▸ **Work to complete**
Reproduce all of the data below line for line, leaving the pictures out of your answer.
-- start --
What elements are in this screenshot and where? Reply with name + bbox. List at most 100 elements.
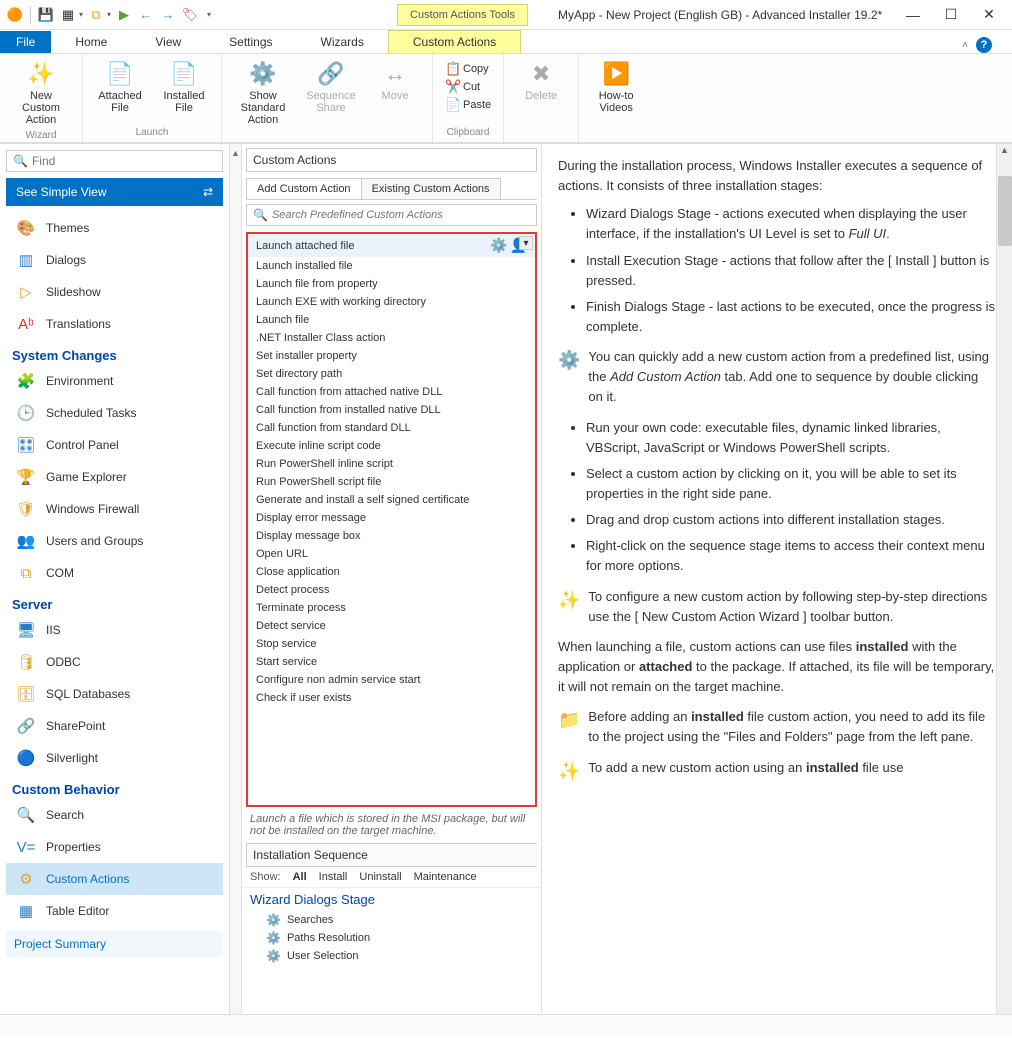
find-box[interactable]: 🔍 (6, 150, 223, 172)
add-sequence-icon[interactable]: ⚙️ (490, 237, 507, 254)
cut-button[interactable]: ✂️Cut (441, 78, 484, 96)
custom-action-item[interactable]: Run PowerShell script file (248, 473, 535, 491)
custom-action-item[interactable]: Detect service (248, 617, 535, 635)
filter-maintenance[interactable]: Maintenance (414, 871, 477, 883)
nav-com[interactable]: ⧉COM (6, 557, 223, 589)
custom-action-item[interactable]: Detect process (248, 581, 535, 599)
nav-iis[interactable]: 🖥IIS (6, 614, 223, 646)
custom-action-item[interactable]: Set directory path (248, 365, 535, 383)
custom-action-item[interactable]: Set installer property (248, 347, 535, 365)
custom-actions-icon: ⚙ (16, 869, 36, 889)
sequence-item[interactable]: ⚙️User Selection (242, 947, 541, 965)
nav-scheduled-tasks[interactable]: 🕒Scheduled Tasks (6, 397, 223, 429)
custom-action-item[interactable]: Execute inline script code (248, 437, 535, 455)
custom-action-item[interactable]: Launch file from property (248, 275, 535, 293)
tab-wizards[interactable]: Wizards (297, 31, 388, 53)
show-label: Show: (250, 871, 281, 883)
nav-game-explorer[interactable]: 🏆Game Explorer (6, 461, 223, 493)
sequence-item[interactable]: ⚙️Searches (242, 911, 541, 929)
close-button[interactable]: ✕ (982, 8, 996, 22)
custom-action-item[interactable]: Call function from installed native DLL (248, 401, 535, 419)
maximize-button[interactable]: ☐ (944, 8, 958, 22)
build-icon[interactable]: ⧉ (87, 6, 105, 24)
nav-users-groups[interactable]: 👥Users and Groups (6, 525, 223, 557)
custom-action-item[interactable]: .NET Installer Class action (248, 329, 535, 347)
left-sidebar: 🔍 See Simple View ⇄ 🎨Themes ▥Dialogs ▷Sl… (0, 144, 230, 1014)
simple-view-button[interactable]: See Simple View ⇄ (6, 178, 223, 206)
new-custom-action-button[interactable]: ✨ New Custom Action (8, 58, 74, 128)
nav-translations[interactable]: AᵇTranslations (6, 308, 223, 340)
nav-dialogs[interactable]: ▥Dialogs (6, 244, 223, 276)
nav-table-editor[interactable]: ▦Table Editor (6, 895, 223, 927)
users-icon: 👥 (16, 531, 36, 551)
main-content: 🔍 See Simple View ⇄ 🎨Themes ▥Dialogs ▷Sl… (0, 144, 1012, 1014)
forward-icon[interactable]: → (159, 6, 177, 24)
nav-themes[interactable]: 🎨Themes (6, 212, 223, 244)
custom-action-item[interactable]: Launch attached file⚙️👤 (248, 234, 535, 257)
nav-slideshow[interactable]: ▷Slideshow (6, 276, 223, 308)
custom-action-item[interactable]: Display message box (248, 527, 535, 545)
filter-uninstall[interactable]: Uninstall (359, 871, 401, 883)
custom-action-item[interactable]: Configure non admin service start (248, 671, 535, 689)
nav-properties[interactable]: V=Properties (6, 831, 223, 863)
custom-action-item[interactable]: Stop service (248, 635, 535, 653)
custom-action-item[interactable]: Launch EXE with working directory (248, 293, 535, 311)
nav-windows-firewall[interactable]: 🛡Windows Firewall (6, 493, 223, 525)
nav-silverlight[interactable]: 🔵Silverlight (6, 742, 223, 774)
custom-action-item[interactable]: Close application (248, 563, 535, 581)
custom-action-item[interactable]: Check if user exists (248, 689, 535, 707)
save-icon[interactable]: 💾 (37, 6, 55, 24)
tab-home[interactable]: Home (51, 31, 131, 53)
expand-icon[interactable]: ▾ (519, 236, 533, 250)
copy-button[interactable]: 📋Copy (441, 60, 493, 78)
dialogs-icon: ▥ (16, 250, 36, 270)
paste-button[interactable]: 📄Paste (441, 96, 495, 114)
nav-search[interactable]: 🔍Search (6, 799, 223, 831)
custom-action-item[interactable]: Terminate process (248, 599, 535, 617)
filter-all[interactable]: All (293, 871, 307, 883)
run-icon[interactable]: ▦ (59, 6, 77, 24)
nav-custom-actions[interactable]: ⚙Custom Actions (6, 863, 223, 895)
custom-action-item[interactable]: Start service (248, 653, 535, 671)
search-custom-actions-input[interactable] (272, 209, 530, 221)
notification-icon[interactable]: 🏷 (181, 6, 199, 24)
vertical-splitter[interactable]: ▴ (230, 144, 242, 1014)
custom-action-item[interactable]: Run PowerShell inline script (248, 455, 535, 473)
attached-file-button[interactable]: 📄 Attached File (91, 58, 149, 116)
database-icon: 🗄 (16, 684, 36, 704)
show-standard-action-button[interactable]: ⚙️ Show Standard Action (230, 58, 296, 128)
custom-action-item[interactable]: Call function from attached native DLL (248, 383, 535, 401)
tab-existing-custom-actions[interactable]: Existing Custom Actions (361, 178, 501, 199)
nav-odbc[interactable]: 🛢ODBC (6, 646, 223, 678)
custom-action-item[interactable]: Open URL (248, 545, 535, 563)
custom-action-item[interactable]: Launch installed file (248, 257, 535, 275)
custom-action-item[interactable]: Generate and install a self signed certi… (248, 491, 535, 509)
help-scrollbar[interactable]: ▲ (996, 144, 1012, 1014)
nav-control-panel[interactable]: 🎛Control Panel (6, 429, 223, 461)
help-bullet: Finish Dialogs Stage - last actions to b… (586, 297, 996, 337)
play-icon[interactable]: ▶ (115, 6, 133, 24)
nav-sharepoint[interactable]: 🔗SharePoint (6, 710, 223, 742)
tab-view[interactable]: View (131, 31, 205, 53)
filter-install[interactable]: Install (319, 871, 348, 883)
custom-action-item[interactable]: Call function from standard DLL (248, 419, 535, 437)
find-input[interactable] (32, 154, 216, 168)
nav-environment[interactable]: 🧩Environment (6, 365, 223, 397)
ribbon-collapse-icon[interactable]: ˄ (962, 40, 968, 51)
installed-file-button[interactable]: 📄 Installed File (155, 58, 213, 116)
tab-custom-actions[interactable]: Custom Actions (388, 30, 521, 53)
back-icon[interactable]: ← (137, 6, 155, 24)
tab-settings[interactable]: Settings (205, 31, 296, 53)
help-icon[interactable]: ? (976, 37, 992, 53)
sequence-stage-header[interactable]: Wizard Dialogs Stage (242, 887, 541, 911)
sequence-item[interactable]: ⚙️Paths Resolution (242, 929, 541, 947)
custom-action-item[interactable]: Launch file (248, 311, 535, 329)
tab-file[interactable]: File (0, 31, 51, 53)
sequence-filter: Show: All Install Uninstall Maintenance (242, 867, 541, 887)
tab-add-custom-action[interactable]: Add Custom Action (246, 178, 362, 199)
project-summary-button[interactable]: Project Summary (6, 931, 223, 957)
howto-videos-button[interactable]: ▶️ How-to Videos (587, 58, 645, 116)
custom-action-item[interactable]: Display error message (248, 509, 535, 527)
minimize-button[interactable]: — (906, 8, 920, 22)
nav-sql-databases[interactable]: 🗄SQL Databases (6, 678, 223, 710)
-- end --
▸ **Task output**
What elements are in this screenshot and where? Reply with name + bbox. List at most 100 elements.
find-box[interactable]: 🔍 (6, 150, 223, 172)
add-sequence-icon[interactable]: ⚙️ (490, 237, 507, 254)
cut-button[interactable]: ✂️Cut (441, 78, 484, 96)
custom-action-item[interactable]: Run PowerShell script file (248, 473, 535, 491)
custom-action-item[interactable]: Detect service (248, 617, 535, 635)
filter-maintenance[interactable]: Maintenance (414, 871, 477, 883)
nav-com[interactable]: ⧉COM (6, 557, 223, 589)
custom-action-item[interactable]: Detect process (248, 581, 535, 599)
nav-iis[interactable]: 🖥IIS (6, 614, 223, 646)
custom-action-item[interactable]: Set directory path (248, 365, 535, 383)
custom-action-item[interactable]: Set installer property (248, 347, 535, 365)
custom-actions-icon: ⚙ (16, 869, 36, 889)
sequence-item[interactable]: ⚙️User Selection (242, 947, 541, 965)
nav-scheduled-tasks[interactable]: 🕒Scheduled Tasks (6, 397, 223, 429)
custom-action-item[interactable]: Execute inline script code (248, 437, 535, 455)
custom-action-item[interactable]: Launch file from property (248, 275, 535, 293)
tab-wizards[interactable]: Wizards (297, 31, 388, 53)
show-label: Show: (250, 871, 281, 883)
nav-game-explorer[interactable]: 🏆Game Explorer (6, 461, 223, 493)
sequence-item[interactable]: ⚙️Searches (242, 911, 541, 929)
close-button[interactable]: ✕ (982, 8, 996, 22)
custom-action-item[interactable]: Call function from installed native DLL (248, 401, 535, 419)
maximize-button[interactable]: ☐ (944, 8, 958, 22)
build-icon[interactable]: ⧉ (87, 6, 105, 24)
nav-users-groups[interactable]: 👥Users and Groups (6, 525, 223, 557)
custom-action-item[interactable]: .NET Installer Class action (248, 329, 535, 347)
left-sidebar: 🔍 See Simple View ⇄ 🎨Themes ▥Dialogs ▷Sl… (0, 144, 230, 1014)
simple-view-button[interactable]: See Simple View ⇄ (6, 178, 223, 206)
new-custom-action-button[interactable]: ✨ New Custom Action (8, 58, 74, 128)
nav-translations[interactable]: AᵇTranslations (6, 308, 223, 340)
nav-dialogs[interactable]: ▥Dialogs (6, 244, 223, 276)
nav-table-editor[interactable]: ▦Table Editor (6, 895, 223, 927)
users-icon: 👥 (16, 531, 36, 551)
main-content: 🔍 See Simple View ⇄ 🎨Themes ▥Dialogs ▷Sl… (0, 144, 1012, 1014)
forward-icon[interactable]: → (159, 6, 177, 24)
nav-themes[interactable]: 🎨Themes (6, 212, 223, 244)
custom-action-item[interactable]: Launch attached file⚙️👤 (248, 234, 535, 257)
nav-slideshow[interactable]: ▷Slideshow (6, 276, 223, 308)
custom-action-item[interactable]: Display message box (248, 527, 535, 545)
filter-uninstall[interactable]: Uninstall (359, 871, 401, 883)
custom-action-item[interactable]: Configure non admin service start (248, 671, 535, 689)
nav-properties[interactable]: V=Properties (6, 831, 223, 863)
custom-action-item[interactable]: Stop service (248, 635, 535, 653)
custom-action-item[interactable]: Launch EXE with working directory (248, 293, 535, 311)
nav-windows-firewall[interactable]: 🛡Windows Firewall (6, 493, 223, 525)
nav-silverlight[interactable]: 🔵Silverlight (6, 742, 223, 774)
custom-action-item[interactable]: Close application (248, 563, 535, 581)
custom-action-item[interactable]: Check if user exists (248, 689, 535, 707)
save-icon[interactable]: 💾 (37, 6, 55, 24)
tab-home[interactable]: Home (51, 31, 131, 53)
expand-icon[interactable]: ▾ (519, 236, 533, 250)
copy-button[interactable]: 📋Copy (441, 60, 493, 78)
dialogs-icon: ▥ (16, 250, 36, 270)
paste-button[interactable]: 📄Paste (441, 96, 495, 114)
nav-search[interactable]: 🔍Search (6, 799, 223, 831)
custom-action-item[interactable]: Terminate process (248, 599, 535, 617)
filter-all[interactable]: All (293, 871, 307, 883)
run-icon[interactable]: ▦ (59, 6, 77, 24)
nav-custom-actions[interactable]: ⚙Custom Actions (6, 863, 223, 895)
custom-action-item[interactable]: Start service (248, 653, 535, 671)
search-custom-actions-input[interactable] (272, 209, 530, 221)
notification-icon[interactable]: 🏷 (181, 6, 199, 24)
vertical-splitter[interactable]: ▴ (230, 144, 242, 1014)
custom-action-item[interactable]: Run PowerShell inline script (248, 455, 535, 473)
attached-file-button[interactable]: 📄 Attached File (91, 58, 149, 116)
database-icon: 🗄 (16, 684, 36, 704)
show-standard-action-button[interactable]: ⚙️ Show Standard Action (230, 58, 296, 128)
custom-action-item[interactable]: Call function from attached native DLL (248, 383, 535, 401)
tab-existing-custom-actions[interactable]: Existing Custom Actions (361, 178, 501, 199)
nav-odbc[interactable]: 🛢ODBC (6, 646, 223, 678)
custom-action-item[interactable]: Open URL (248, 545, 535, 563)
custom-action-item[interactable]: Launch installed file (248, 257, 535, 275)
custom-action-item[interactable]: Generate and install a self signed certi… (248, 491, 535, 509)
help-scrollbar[interactable]: ▲ (996, 144, 1012, 1014)
nav-control-panel[interactable]: 🎛Control Panel (6, 429, 223, 461)
help-bullet: Finish Dialogs Stage - last actions to b… (586, 297, 996, 337)
play-icon[interactable]: ▶ (115, 6, 133, 24)
nav-sharepoint[interactable]: 🔗SharePoint (6, 710, 223, 742)
tab-view[interactable]: View (131, 31, 205, 53)
filter-install[interactable]: Install (319, 871, 348, 883)
custom-action-item[interactable]: Call function from standard DLL (248, 419, 535, 437)
find-input[interactable] (32, 154, 216, 168)
nav-environment[interactable]: 🧩Environment (6, 365, 223, 397)
ribbon-collapse-icon[interactable]: ˄ (962, 40, 968, 51)
installed-file-button[interactable]: 📄 Installed File (155, 58, 213, 116)
tab-custom-actions[interactable]: Custom Actions (388, 30, 521, 53)
back-icon[interactable]: ← (137, 6, 155, 24)
tab-settings[interactable]: Settings (205, 31, 296, 53)
help-icon[interactable]: ? (976, 37, 992, 53)
sequence-stage-header[interactable]: Wizard Dialogs Stage (242, 887, 541, 911)
sequence-item[interactable]: ⚙️Paths Resolution (242, 929, 541, 947)
custom-action-item[interactable]: Launch file (248, 311, 535, 329)
tab-file[interactable]: File (0, 31, 51, 53)
sequence-filter: Show: All Install Uninstall Maintenance (242, 867, 541, 887)
tab-add-custom-action[interactable]: Add Custom Action (246, 178, 362, 199)
project-summary-button[interactable]: Project Summary (6, 931, 223, 957)
howto-videos-button[interactable]: ▶️ How-to Videos (587, 58, 645, 116)
custom-action-item[interactable]: Display error message (248, 509, 535, 527)
minimize-button[interactable]: — (906, 8, 920, 22)
nav-sql-databases[interactable]: 🗄SQL Databases (6, 678, 223, 710)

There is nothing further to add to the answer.